Print all entries precisely as they are written.

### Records
──────
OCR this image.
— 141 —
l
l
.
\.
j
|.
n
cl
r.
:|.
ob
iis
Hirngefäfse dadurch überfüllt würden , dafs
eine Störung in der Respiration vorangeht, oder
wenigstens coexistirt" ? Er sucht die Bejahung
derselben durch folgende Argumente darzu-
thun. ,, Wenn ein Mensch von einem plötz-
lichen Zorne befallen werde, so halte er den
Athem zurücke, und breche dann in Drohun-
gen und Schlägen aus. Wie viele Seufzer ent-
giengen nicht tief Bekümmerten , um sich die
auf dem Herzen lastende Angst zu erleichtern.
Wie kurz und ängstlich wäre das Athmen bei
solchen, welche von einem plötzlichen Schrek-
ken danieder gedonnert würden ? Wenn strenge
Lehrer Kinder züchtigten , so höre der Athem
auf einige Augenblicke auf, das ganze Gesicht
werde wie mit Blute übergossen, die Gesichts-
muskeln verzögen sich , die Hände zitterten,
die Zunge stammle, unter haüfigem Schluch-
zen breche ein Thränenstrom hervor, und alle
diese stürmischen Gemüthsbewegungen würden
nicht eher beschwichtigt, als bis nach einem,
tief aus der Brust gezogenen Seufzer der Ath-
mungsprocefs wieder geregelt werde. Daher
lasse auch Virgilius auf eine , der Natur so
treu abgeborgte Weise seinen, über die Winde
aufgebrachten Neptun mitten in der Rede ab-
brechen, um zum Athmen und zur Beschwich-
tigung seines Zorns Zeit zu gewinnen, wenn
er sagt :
──────
### Answer for this exercise
OCR this image.
— 141 —
l
l
.
\.
j
|.
n
cl
r.
:|.
ob
iis
Hirngefäfse dadurch überfüllt würden , dafs
eine Störung in der Respiration vorangeht, oder
wenigstens coexistirt" ? Er sucht die Bejahung
derselben durch folgende Argumente darzu-
thun. ,, Wenn ein Mensch von einem plötz-
lichen Zorne befallen werde, so halte er den
Athem zurücke, und breche dann in Drohun-
gen und Schlägen aus. Wie viele Seufzer ent-
giengen nicht tief Bekümmerten , um sich die
auf dem Herzen lastende Angst zu erleichtern.
Wie kurz und ängstlich wäre das Athmen bei
solchen, welche von einem plötzlichen Schrek-
ken danieder gedonnert würden ? Wenn strenge
Lehrer Kinder züchtigten , so höre der Athem
auf einige Augenblicke auf, das ganze Gesicht
werde wie mit Blute übergossen, die Gesichts-
muskeln verzögen sich , die Hände zitterten,
die Zunge stammle, unter haüfigem Schluch-
zen breche ein Thränenstrom hervor, und alle
diese stürmischen Gemüthsbewegungen würden
nicht eher beschwichtigt, als bis nach einem,
tief aus der Brust gezogenen Seufzer der Ath-
mungsprocefs wieder geregelt werde. Daher
lasse auch Virgilius auf eine , der Natur so
treu abgeborgte Weise seinen, über die Winde
aufgebrachten Neptun mitten in der Rede ab-
brechen, um zum Athmen und zur Beschwich-
tigung seines Zorns Zeit zu gewinnen, wenn
er sagt :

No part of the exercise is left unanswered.